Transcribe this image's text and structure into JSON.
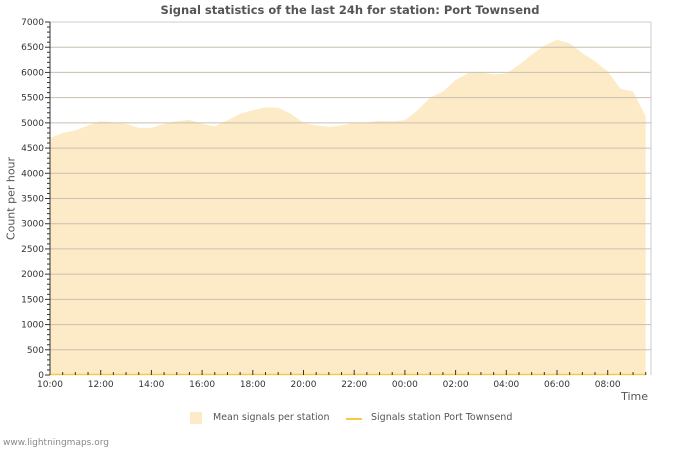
{
  "header": {
    "title": "Signal statistics of the last 24h for station: Port Townsend"
  },
  "axes": {
    "ylabel": "Count per hour",
    "xlabel": "Time"
  },
  "legend": {
    "items": [
      {
        "label": "Mean signals per station",
        "color": "#fdebc7",
        "kind": "area"
      },
      {
        "label": "Signals station Port Townsend",
        "color": "#f7c948",
        "kind": "line"
      }
    ]
  },
  "footer": {
    "credit": "www.lightningmaps.org"
  },
  "chart_data": {
    "type": "area",
    "title": "Signal statistics of the last 24h for station: Port Townsend",
    "xlabel": "Time",
    "ylabel": "Count per hour",
    "ylim": [
      0,
      7000
    ],
    "yticks": [
      0,
      500,
      1000,
      1500,
      2000,
      2500,
      3000,
      3500,
      4000,
      4500,
      5000,
      5500,
      6000,
      6500,
      7000
    ],
    "xticks": [
      "10:00",
      "12:00",
      "14:00",
      "16:00",
      "18:00",
      "20:00",
      "22:00",
      "00:00",
      "02:00",
      "04:00",
      "06:00",
      "08:00"
    ],
    "grid": true,
    "legend_position": "bottom",
    "x": [
      "10:00",
      "10:30",
      "11:00",
      "11:30",
      "12:00",
      "12:30",
      "13:00",
      "13:30",
      "14:00",
      "14:30",
      "15:00",
      "15:30",
      "16:00",
      "16:30",
      "17:00",
      "17:30",
      "18:00",
      "18:30",
      "19:00",
      "19:30",
      "20:00",
      "20:30",
      "21:00",
      "21:30",
      "22:00",
      "22:30",
      "23:00",
      "23:30",
      "00:00",
      "00:30",
      "01:00",
      "01:30",
      "02:00",
      "02:30",
      "03:00",
      "03:30",
      "04:00",
      "04:30",
      "05:00",
      "05:30",
      "06:00",
      "06:30",
      "07:00",
      "07:30",
      "08:00",
      "08:30",
      "09:00",
      "09:30"
    ],
    "series": [
      {
        "name": "Mean signals per station",
        "values": [
          4700,
          4800,
          4850,
          4950,
          5030,
          5010,
          4980,
          4900,
          4900,
          4980,
          5030,
          5060,
          4980,
          4930,
          5050,
          5180,
          5250,
          5310,
          5300,
          5180,
          5000,
          4950,
          4920,
          4950,
          5000,
          5010,
          5040,
          5030,
          5050,
          5250,
          5500,
          5620,
          5850,
          5990,
          6000,
          5960,
          5980,
          6150,
          6350,
          6530,
          6650,
          6580,
          6380,
          6220,
          6020,
          5680,
          5620,
          5130
        ]
      },
      {
        "name": "Signals station Port Townsend",
        "values": [
          0,
          0,
          0,
          0,
          0,
          0,
          0,
          0,
          0,
          0,
          0,
          0,
          0,
          0,
          0,
          0,
          0,
          0,
          0,
          0,
          0,
          0,
          0,
          0,
          0,
          0,
          0,
          0,
          0,
          0,
          0,
          0,
          0,
          0,
          0,
          0,
          0,
          0,
          0,
          0,
          0,
          0,
          0,
          0,
          0,
          0,
          0,
          0
        ]
      }
    ]
  }
}
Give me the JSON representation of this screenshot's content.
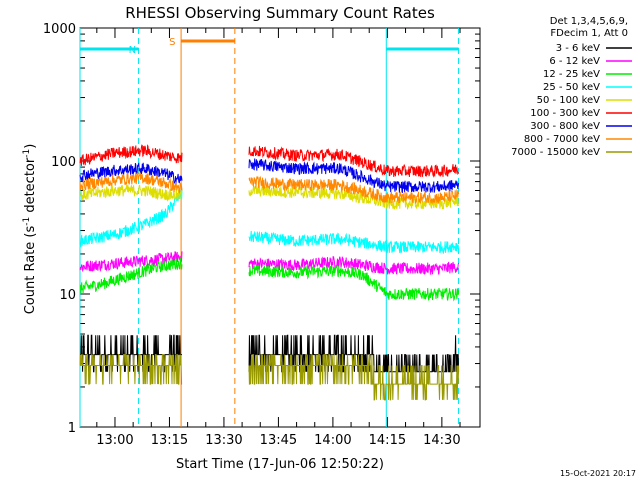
{
  "chart_data": {
    "type": "line",
    "title": "RHESSI Observing Summary Count Rates",
    "xlabel": "Start Time (17-Jun-06 12:50:22)",
    "ylabel_main": "Count Rate (s",
    "ylabel_sup1": "-1",
    "ylabel_mid": " detector",
    "ylabel_sup2": "-1",
    "ylabel_end": ")",
    "yscale": "log",
    "ylim": [
      1,
      1000
    ],
    "xlim_minutes": [
      -9.63,
      100.5
    ],
    "y_ticks": [
      {
        "value": 1,
        "label": "1"
      },
      {
        "value": 10,
        "label": "10"
      },
      {
        "value": 100,
        "label": "100"
      },
      {
        "value": 1000,
        "label": "1000"
      }
    ],
    "x_ticks": [
      {
        "minute": 0,
        "label": "13:00"
      },
      {
        "minute": 15,
        "label": "13:15"
      },
      {
        "minute": 30,
        "label": "13:30"
      },
      {
        "minute": 45,
        "label": "13:45"
      },
      {
        "minute": 60,
        "label": "14:00"
      },
      {
        "minute": 75,
        "label": "14:15"
      },
      {
        "minute": 90,
        "label": "14:30"
      }
    ],
    "legend_header": [
      "Det 1,3,4,5,6,9,",
      "FDecim 1, Att 0"
    ],
    "segments": [
      [
        -9.63,
        18.5
      ],
      [
        36.9,
        94.7
      ]
    ],
    "series": [
      {
        "name": "3 - 6 keV",
        "color": "#000000",
        "values": [
          [
            -9.6,
            3.6
          ],
          [
            0,
            3.6
          ],
          [
            10,
            3.6
          ],
          [
            18,
            3.5
          ],
          [
            37,
            3.5
          ],
          [
            55,
            3.6
          ],
          [
            68,
            3.5
          ],
          [
            75,
            2.6
          ],
          [
            90,
            2.6
          ],
          [
            94,
            3.2
          ]
        ]
      },
      {
        "name": "6 - 12 keV",
        "color": "#ff00ff",
        "values": [
          [
            -9.6,
            16
          ],
          [
            0,
            17
          ],
          [
            10,
            18
          ],
          [
            18,
            19
          ],
          [
            37,
            17
          ],
          [
            50,
            16.5
          ],
          [
            62,
            17.5
          ],
          [
            75,
            15.5
          ],
          [
            90,
            15.5
          ],
          [
            94,
            16
          ]
        ]
      },
      {
        "name": "12 - 25 keV",
        "color": "#00ee00",
        "values": [
          [
            -9.6,
            11
          ],
          [
            -3,
            12
          ],
          [
            5,
            14
          ],
          [
            12,
            16
          ],
          [
            18,
            17
          ],
          [
            37,
            15
          ],
          [
            50,
            14.5
          ],
          [
            62,
            15
          ],
          [
            68,
            14
          ],
          [
            75,
            10
          ],
          [
            90,
            10
          ],
          [
            94,
            10
          ]
        ]
      },
      {
        "name": "25 - 50 keV",
        "color": "#00ffff",
        "values": [
          [
            -9.6,
            25
          ],
          [
            0,
            28
          ],
          [
            8,
            33
          ],
          [
            14,
            40
          ],
          [
            18,
            56
          ],
          [
            37,
            27
          ],
          [
            50,
            25
          ],
          [
            62,
            26
          ],
          [
            75,
            22.5
          ],
          [
            90,
            22.5
          ],
          [
            94,
            23
          ]
        ]
      },
      {
        "name": "50 - 100 keV",
        "color": "#dddd00",
        "values": [
          [
            -9.6,
            55
          ],
          [
            0,
            60
          ],
          [
            8,
            60
          ],
          [
            14,
            56
          ],
          [
            18,
            55
          ],
          [
            37,
            60
          ],
          [
            50,
            58
          ],
          [
            62,
            57
          ],
          [
            75,
            48
          ],
          [
            90,
            48
          ],
          [
            94,
            50
          ]
        ]
      },
      {
        "name": "100 - 300 keV",
        "color": "#ff0000",
        "values": [
          [
            -9.6,
            100
          ],
          [
            0,
            115
          ],
          [
            8,
            120
          ],
          [
            14,
            110
          ],
          [
            18,
            105
          ],
          [
            37,
            120
          ],
          [
            50,
            110
          ],
          [
            62,
            112
          ],
          [
            75,
            84
          ],
          [
            90,
            84
          ],
          [
            94,
            87
          ]
        ]
      },
      {
        "name": "300 - 800 keV",
        "color": "#0000ee",
        "values": [
          [
            -9.6,
            78
          ],
          [
            0,
            85
          ],
          [
            8,
            88
          ],
          [
            14,
            80
          ],
          [
            18,
            72
          ],
          [
            37,
            95
          ],
          [
            50,
            88
          ],
          [
            62,
            88
          ],
          [
            75,
            64
          ],
          [
            90,
            64
          ],
          [
            94,
            66
          ]
        ]
      },
      {
        "name": "800 - 7000 keV",
        "color": "#ff8800",
        "values": [
          [
            -9.6,
            66
          ],
          [
            0,
            72
          ],
          [
            8,
            75
          ],
          [
            14,
            68
          ],
          [
            18,
            62
          ],
          [
            37,
            70
          ],
          [
            50,
            66
          ],
          [
            62,
            66
          ],
          [
            75,
            53
          ],
          [
            90,
            53
          ],
          [
            94,
            55
          ]
        ]
      },
      {
        "name": "7000 - 15000 keV",
        "color": "#999900",
        "values": [
          [
            -9.6,
            2.8
          ],
          [
            0,
            3.2
          ],
          [
            10,
            2.9
          ],
          [
            18,
            2.9
          ],
          [
            37,
            2.9
          ],
          [
            55,
            3.0
          ],
          [
            68,
            2.8
          ],
          [
            75,
            2.1
          ],
          [
            90,
            2.1
          ],
          [
            94,
            2.4
          ]
        ]
      }
    ],
    "annotations": [
      {
        "label": "N",
        "color": "#00e5ee",
        "start": -9.63,
        "end": 6.5,
        "marker_line_color": "#00e5ee"
      },
      {
        "label": "S",
        "color": "#ff7f00",
        "start": 18.2,
        "end": 33.0,
        "marker_line_color": "#ff7f00"
      },
      {
        "label": "",
        "color": "#00e5ee",
        "start": 74.7,
        "end": 94.6,
        "marker_line_color": "#00e5ee"
      }
    ],
    "footer_date": "15-Oct-2021 20:17"
  }
}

■ ■ ■

#### Exercise
Tell how many lines hold the string "title", giving the number and nothing else.

#### Exercise response
3